Required task:
Everything from the line containing "What does this" to the final line of the records below should be given again exactly, and nothing else.
=== Records supplied ===
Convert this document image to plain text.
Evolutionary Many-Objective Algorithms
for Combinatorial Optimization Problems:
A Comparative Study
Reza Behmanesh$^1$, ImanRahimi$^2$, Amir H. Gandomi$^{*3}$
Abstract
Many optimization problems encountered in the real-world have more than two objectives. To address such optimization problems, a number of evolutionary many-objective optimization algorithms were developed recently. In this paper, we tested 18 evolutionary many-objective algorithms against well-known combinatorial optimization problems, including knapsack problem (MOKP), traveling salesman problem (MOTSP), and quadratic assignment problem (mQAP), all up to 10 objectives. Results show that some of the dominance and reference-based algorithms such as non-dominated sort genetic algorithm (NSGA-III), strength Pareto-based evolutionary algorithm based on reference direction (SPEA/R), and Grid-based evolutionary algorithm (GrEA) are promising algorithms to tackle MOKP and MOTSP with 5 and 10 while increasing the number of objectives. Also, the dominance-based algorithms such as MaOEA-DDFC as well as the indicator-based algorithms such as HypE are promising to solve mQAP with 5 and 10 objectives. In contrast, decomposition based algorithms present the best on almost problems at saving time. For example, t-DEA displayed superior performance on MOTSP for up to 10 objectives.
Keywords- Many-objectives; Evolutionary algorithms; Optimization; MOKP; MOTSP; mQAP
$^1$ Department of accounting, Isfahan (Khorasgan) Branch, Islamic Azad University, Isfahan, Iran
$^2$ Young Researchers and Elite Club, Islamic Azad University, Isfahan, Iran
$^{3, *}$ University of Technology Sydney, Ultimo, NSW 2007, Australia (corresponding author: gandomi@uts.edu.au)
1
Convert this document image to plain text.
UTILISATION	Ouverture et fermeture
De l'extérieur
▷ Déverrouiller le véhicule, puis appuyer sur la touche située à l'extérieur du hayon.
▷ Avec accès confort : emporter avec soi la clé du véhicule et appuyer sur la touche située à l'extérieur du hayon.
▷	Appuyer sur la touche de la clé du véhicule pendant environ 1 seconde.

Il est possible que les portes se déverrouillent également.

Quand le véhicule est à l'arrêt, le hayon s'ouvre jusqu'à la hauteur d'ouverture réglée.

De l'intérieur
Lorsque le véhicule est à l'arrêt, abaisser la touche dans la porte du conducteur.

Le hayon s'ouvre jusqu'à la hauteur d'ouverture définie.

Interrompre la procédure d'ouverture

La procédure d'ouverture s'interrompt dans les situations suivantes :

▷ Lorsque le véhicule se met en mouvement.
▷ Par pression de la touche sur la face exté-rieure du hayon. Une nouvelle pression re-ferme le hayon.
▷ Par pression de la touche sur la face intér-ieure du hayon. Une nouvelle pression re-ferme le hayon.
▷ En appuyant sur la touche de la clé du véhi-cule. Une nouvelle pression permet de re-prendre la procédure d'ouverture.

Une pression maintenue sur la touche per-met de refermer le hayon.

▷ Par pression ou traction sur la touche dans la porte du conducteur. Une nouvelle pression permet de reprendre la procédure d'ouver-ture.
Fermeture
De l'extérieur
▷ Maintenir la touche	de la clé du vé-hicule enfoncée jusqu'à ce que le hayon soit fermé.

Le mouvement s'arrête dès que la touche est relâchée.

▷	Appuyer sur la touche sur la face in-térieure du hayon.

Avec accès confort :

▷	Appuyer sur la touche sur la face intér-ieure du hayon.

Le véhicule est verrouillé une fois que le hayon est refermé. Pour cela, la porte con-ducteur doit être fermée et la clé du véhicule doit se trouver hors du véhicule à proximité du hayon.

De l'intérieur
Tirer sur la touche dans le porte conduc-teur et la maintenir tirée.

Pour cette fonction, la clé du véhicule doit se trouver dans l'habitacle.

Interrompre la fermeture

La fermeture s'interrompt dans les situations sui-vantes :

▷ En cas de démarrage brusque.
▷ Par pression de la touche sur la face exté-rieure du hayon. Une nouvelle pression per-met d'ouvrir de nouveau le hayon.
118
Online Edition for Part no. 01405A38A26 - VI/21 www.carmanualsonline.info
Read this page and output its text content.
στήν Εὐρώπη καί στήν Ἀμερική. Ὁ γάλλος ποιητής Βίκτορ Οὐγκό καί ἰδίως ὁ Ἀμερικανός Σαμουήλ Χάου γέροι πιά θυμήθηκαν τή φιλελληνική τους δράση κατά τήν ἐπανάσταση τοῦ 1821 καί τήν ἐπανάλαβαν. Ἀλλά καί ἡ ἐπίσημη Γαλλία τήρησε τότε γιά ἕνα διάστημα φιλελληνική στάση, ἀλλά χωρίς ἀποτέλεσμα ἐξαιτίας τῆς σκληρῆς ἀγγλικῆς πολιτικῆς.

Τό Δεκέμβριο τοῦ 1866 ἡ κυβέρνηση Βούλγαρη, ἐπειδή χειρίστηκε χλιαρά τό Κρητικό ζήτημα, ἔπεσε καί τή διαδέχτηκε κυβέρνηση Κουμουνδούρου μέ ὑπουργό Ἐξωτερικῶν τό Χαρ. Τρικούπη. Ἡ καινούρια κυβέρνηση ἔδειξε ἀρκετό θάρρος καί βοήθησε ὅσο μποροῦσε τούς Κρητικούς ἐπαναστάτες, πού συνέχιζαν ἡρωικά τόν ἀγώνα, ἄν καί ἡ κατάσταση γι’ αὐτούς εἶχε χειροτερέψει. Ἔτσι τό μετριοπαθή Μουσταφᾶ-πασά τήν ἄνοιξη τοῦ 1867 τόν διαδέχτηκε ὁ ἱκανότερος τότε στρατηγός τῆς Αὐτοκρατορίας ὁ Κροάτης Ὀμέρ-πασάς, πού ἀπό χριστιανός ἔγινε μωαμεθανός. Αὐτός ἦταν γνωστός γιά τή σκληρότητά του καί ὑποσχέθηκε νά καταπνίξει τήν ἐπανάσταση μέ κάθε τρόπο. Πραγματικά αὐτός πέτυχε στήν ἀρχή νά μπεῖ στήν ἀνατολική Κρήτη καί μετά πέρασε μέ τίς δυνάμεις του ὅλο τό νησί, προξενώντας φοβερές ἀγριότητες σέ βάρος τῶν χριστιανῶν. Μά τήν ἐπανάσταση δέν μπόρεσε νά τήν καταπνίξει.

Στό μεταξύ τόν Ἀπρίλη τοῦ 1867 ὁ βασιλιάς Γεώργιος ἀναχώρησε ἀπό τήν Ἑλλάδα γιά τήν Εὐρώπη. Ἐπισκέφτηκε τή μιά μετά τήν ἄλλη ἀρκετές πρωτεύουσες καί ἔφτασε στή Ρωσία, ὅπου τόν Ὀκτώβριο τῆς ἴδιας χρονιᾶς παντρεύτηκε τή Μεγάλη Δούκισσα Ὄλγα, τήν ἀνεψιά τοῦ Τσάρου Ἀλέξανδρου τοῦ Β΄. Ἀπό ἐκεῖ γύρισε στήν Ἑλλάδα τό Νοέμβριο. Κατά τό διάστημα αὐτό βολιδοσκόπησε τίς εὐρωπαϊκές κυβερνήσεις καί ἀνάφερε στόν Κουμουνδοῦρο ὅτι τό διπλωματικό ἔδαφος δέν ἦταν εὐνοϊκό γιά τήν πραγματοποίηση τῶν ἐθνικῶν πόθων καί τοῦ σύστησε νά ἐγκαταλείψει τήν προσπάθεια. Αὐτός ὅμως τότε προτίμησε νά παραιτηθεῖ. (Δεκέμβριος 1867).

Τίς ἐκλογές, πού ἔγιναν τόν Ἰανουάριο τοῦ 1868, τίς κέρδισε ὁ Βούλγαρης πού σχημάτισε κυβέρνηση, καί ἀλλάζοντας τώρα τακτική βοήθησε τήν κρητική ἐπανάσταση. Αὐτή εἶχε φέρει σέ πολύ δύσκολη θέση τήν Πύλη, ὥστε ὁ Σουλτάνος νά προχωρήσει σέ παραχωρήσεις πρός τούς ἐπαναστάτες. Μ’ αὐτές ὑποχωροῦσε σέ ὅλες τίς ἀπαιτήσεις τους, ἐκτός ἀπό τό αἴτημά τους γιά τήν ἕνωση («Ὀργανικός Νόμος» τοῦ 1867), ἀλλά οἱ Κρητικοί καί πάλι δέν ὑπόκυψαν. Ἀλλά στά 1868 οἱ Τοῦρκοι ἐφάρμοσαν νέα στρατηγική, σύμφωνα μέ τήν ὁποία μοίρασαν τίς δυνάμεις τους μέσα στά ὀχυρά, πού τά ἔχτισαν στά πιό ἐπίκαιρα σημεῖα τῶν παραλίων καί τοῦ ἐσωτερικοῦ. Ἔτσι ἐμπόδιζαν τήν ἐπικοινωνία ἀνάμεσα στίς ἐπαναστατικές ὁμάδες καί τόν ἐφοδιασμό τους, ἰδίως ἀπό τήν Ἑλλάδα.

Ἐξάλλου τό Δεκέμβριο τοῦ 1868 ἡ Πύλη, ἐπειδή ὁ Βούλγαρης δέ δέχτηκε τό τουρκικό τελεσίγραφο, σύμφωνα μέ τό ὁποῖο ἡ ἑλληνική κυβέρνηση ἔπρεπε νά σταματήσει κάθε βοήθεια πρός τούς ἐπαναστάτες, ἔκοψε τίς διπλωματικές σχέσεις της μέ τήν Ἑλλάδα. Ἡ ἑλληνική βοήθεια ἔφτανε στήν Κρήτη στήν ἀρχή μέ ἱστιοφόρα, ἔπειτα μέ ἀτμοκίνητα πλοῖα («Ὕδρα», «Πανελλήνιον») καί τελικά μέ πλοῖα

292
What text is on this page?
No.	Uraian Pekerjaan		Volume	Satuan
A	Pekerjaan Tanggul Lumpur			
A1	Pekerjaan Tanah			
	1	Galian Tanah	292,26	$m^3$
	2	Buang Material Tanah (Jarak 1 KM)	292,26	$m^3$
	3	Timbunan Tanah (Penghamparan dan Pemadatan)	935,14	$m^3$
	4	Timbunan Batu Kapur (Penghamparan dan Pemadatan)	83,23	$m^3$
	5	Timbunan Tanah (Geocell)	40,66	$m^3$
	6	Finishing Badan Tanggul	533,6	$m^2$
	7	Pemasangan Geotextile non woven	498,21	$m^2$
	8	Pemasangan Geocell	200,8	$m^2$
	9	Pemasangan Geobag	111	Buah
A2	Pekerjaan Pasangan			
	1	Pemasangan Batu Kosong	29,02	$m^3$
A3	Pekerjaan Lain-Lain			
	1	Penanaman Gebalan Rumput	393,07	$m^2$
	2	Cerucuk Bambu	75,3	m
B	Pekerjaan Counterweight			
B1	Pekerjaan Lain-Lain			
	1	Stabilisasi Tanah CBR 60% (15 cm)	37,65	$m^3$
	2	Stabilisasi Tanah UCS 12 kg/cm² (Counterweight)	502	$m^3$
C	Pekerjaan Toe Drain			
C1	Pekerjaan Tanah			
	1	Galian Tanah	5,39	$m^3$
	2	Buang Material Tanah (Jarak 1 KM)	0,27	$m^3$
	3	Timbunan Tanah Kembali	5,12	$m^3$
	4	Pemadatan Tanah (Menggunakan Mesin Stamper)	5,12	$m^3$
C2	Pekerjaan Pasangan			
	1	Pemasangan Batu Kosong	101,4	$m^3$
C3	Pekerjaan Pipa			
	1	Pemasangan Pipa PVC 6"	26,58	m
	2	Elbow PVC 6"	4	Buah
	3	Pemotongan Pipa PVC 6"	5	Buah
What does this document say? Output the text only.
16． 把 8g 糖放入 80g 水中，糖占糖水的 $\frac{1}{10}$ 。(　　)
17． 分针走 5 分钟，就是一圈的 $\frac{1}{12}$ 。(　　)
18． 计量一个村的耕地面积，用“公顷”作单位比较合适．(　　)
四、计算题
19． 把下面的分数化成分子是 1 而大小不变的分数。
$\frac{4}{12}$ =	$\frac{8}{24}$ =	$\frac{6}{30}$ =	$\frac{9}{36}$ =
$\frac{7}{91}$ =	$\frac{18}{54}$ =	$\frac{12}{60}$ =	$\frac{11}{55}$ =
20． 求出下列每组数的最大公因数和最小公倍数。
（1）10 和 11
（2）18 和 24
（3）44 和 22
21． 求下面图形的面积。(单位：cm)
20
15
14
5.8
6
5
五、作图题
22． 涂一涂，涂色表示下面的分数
===
Written answer:
What does this document say? Output the text only.
16． 把 8g 糖放入 80g 水中，糖占糖水的 $\frac{1}{10}$ 。(　　)
17． 分针走 5 分钟，就是一圈的 $\frac{1}{12}$ 。(　　)
18． 计量一个村的耕地面积，用“公顷”作单位比较合适．(　　)
四、计算题
19． 把下面的分数化成分子是 1 而大小不变的分数。
$\frac{4}{12}$ =	$\frac{8}{24}$ =	$\frac{6}{30}$ =	$\frac{9}{36}$ =
$\frac{7}{91}$ =	$\frac{18}{54}$ =	$\frac{12}{60}$ =	$\frac{11}{55}$ =
20． 求出下列每组数的最大公因数和最小公倍数。
（1）10 和 11
（2）18 和 24
（3）44 和 22
21． 求下面图形的面积。(单位：cm)
20
15
14
5.8
6
5
五、作图题
22． 涂一涂，涂色表示下面的分数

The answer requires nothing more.